- [WRITTEN EXERCISE] Report every line in the listing that contains the string "Green".
┌──
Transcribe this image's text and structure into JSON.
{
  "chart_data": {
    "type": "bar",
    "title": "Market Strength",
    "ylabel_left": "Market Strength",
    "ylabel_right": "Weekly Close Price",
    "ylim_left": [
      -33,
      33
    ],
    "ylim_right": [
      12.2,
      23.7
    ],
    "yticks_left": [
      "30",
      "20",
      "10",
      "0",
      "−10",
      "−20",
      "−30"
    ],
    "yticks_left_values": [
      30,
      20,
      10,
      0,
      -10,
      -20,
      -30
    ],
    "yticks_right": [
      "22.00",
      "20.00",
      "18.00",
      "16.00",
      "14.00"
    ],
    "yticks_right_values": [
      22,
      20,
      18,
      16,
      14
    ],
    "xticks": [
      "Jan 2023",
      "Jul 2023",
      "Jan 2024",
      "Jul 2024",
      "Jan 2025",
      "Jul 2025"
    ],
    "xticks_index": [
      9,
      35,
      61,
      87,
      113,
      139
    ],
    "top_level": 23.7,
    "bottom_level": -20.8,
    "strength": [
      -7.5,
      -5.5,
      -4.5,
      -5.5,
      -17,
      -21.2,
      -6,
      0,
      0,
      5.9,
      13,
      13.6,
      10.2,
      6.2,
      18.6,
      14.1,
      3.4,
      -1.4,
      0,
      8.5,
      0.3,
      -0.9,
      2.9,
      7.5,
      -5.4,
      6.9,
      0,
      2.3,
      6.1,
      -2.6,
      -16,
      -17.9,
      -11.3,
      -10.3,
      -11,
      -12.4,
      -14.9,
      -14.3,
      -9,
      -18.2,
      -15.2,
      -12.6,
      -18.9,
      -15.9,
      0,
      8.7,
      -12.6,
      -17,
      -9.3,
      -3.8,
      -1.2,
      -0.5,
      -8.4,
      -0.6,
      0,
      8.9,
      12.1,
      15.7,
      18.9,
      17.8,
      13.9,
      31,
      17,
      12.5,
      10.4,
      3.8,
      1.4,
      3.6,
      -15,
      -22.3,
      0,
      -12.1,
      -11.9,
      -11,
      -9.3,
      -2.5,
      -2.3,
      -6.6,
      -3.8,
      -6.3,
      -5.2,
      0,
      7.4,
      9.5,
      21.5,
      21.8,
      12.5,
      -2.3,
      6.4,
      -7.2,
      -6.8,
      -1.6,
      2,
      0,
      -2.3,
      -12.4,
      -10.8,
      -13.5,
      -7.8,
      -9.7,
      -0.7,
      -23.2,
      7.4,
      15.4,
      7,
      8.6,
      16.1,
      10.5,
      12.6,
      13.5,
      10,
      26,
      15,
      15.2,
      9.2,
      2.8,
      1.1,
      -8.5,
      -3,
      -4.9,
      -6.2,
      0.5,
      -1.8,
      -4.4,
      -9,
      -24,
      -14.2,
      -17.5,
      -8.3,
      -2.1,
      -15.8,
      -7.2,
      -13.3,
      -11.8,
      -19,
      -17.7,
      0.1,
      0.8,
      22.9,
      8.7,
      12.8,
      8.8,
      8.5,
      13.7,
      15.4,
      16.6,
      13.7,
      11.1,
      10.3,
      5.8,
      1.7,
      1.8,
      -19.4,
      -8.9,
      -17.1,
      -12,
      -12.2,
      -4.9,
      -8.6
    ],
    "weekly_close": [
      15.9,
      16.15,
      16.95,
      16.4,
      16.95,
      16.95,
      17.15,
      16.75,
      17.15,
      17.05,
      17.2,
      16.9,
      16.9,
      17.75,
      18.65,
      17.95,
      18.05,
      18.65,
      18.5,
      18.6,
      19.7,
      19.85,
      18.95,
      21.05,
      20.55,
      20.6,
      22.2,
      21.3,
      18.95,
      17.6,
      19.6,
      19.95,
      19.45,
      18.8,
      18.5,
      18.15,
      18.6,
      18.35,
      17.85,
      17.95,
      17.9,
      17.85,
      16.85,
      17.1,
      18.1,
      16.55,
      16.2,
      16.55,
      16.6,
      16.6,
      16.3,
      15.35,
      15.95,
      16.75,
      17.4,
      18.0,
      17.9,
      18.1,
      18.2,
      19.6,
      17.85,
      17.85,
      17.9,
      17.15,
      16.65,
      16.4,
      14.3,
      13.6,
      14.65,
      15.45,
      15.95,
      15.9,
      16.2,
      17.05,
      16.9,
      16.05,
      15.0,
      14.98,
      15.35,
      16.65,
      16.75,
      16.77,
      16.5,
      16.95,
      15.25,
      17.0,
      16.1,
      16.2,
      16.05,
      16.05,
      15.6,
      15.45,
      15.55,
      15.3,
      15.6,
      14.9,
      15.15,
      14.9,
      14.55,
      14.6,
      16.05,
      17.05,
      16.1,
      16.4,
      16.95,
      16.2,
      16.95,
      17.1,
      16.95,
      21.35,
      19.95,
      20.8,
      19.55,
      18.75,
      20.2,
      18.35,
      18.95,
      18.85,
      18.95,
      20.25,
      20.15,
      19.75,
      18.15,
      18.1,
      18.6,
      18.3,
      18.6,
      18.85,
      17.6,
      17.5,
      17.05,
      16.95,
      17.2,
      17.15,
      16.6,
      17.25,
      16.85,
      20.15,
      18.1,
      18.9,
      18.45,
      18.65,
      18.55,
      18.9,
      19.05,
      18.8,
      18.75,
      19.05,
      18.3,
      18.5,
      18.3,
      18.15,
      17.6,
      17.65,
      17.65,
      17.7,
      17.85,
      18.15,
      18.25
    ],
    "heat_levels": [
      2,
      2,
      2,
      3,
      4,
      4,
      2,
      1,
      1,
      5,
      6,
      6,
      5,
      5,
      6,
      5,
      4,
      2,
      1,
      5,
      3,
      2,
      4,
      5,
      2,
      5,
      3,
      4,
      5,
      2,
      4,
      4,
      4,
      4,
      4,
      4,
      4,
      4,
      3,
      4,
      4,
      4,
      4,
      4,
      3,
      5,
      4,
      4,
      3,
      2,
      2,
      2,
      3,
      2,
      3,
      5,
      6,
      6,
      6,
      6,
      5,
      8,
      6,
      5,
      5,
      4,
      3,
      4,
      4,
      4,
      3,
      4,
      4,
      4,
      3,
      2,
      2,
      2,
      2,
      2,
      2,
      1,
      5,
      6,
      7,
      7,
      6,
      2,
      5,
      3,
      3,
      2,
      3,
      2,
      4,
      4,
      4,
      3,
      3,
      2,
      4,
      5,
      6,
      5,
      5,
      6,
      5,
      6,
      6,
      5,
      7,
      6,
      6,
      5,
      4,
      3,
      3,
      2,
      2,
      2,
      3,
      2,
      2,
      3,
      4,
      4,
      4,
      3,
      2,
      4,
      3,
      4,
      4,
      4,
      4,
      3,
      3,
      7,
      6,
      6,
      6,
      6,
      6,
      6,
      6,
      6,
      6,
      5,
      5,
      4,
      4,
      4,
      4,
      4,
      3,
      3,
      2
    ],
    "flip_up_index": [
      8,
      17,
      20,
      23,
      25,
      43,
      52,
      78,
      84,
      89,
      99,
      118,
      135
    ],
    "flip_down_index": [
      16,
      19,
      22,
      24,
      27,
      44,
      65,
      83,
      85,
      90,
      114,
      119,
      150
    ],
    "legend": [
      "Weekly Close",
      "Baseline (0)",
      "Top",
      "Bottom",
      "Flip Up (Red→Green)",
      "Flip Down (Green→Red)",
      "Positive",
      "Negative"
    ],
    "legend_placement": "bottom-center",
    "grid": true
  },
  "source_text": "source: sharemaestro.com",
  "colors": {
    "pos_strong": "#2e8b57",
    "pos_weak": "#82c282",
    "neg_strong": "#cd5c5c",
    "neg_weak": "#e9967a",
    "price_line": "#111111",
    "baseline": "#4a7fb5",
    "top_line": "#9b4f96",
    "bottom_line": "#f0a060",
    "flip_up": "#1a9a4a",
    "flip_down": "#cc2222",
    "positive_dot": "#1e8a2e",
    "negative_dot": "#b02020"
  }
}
└──
- [SOLUTION TO THIS PROBLEM]
      "Flip Up (Red→Green)",
      "Flip Down (Green→Red)",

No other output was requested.